### [Set problem]
Here are some records; copy every line that holds the word "Capteur".

### [Exercise materials]
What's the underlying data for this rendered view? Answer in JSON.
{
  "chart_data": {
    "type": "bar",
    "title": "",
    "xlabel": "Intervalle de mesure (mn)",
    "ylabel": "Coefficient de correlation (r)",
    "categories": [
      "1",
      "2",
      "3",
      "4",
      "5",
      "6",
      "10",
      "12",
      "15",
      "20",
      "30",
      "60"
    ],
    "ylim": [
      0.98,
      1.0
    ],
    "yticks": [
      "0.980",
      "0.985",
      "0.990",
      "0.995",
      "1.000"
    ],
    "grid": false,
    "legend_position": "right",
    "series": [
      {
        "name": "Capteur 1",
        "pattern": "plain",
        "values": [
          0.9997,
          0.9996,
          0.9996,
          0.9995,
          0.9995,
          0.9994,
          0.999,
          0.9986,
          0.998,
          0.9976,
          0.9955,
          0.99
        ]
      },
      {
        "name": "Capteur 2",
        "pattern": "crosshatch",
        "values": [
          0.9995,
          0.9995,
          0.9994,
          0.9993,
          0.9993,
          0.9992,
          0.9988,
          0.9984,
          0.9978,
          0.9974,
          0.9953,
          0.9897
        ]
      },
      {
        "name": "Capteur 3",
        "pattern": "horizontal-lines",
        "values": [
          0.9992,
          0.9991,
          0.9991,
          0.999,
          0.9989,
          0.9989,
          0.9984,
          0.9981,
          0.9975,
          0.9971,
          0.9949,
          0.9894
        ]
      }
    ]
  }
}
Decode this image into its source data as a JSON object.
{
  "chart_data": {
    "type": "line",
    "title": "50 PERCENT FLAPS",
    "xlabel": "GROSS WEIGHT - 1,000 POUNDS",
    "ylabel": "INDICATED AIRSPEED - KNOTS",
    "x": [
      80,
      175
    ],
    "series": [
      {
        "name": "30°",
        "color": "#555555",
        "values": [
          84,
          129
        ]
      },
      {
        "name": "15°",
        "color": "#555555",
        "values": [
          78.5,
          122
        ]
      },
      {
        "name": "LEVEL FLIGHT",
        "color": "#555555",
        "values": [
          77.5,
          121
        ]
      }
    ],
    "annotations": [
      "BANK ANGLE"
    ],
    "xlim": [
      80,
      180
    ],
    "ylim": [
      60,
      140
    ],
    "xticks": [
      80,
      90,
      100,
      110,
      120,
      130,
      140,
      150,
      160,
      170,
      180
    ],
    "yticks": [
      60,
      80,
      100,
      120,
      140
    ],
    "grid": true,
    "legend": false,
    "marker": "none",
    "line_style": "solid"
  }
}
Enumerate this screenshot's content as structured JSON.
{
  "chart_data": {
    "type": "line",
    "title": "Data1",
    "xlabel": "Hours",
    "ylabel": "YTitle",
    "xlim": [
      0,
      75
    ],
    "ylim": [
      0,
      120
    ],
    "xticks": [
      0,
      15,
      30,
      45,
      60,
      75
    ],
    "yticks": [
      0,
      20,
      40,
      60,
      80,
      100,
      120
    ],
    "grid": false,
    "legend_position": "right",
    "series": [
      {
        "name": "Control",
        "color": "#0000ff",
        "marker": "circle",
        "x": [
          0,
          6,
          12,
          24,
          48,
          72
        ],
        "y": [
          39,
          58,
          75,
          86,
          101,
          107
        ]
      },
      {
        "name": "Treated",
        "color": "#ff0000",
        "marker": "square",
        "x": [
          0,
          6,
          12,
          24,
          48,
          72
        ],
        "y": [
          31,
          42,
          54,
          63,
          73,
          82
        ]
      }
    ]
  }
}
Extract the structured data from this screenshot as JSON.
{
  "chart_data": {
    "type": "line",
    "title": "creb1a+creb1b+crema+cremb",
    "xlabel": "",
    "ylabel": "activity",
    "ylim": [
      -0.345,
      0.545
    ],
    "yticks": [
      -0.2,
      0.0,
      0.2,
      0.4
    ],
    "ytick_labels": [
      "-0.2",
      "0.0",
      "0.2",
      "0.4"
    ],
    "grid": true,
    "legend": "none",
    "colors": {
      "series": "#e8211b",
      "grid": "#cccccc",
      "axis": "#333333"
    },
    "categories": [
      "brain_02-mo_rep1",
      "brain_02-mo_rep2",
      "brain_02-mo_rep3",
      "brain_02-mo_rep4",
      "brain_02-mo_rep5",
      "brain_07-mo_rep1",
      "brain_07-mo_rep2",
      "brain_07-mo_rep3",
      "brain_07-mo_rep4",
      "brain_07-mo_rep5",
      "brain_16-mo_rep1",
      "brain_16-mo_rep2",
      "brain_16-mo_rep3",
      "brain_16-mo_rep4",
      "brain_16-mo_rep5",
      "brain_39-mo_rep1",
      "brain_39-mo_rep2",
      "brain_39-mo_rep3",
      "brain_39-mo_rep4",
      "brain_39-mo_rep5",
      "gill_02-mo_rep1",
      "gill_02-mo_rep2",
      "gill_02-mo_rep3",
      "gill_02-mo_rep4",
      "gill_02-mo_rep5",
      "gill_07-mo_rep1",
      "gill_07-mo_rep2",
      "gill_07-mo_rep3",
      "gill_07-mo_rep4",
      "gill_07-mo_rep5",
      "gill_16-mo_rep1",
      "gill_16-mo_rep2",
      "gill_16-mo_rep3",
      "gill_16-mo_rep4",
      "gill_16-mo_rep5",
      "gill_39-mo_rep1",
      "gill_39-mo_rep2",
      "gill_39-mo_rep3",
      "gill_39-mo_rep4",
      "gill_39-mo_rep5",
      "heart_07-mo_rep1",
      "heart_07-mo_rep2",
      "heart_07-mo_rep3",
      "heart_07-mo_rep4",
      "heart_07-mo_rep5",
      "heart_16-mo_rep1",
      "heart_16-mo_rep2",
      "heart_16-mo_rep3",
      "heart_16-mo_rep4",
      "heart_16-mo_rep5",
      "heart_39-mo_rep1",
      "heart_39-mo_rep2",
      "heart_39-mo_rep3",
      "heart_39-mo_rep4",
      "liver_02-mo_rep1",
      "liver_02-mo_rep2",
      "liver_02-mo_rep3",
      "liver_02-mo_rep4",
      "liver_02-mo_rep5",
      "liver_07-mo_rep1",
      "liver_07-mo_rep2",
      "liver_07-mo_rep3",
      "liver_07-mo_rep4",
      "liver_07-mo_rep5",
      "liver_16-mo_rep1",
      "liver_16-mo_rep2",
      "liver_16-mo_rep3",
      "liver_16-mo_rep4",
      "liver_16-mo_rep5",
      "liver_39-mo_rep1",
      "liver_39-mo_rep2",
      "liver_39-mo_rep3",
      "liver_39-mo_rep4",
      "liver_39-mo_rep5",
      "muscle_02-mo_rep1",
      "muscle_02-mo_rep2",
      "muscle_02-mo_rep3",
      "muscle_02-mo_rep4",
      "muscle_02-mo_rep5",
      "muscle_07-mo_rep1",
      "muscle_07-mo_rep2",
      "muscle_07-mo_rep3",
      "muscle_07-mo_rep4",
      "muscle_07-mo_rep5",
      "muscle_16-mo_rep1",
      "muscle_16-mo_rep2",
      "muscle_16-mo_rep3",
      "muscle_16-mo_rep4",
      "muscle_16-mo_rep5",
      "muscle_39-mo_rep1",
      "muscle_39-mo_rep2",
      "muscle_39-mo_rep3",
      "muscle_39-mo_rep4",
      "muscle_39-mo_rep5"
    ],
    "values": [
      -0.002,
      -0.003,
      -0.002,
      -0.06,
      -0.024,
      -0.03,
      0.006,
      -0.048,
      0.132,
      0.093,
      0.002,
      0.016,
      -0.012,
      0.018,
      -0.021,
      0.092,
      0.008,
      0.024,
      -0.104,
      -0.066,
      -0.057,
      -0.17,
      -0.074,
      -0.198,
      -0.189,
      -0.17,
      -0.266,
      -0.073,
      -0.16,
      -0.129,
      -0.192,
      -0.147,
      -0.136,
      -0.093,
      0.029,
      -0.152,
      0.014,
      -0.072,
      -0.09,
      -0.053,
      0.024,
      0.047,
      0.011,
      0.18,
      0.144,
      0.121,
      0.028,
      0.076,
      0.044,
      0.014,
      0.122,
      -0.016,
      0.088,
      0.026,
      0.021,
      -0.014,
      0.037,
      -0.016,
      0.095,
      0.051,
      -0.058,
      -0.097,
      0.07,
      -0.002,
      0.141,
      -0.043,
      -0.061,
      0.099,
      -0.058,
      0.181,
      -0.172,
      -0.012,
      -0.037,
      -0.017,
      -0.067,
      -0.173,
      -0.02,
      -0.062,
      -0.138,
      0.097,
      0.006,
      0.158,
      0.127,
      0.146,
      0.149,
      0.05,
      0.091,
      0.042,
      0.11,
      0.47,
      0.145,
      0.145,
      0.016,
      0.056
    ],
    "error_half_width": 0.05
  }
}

### [Expected output]
        "name": "Capteur 1",
        "name": "Capteur 2",
        "name": "Capteur 3",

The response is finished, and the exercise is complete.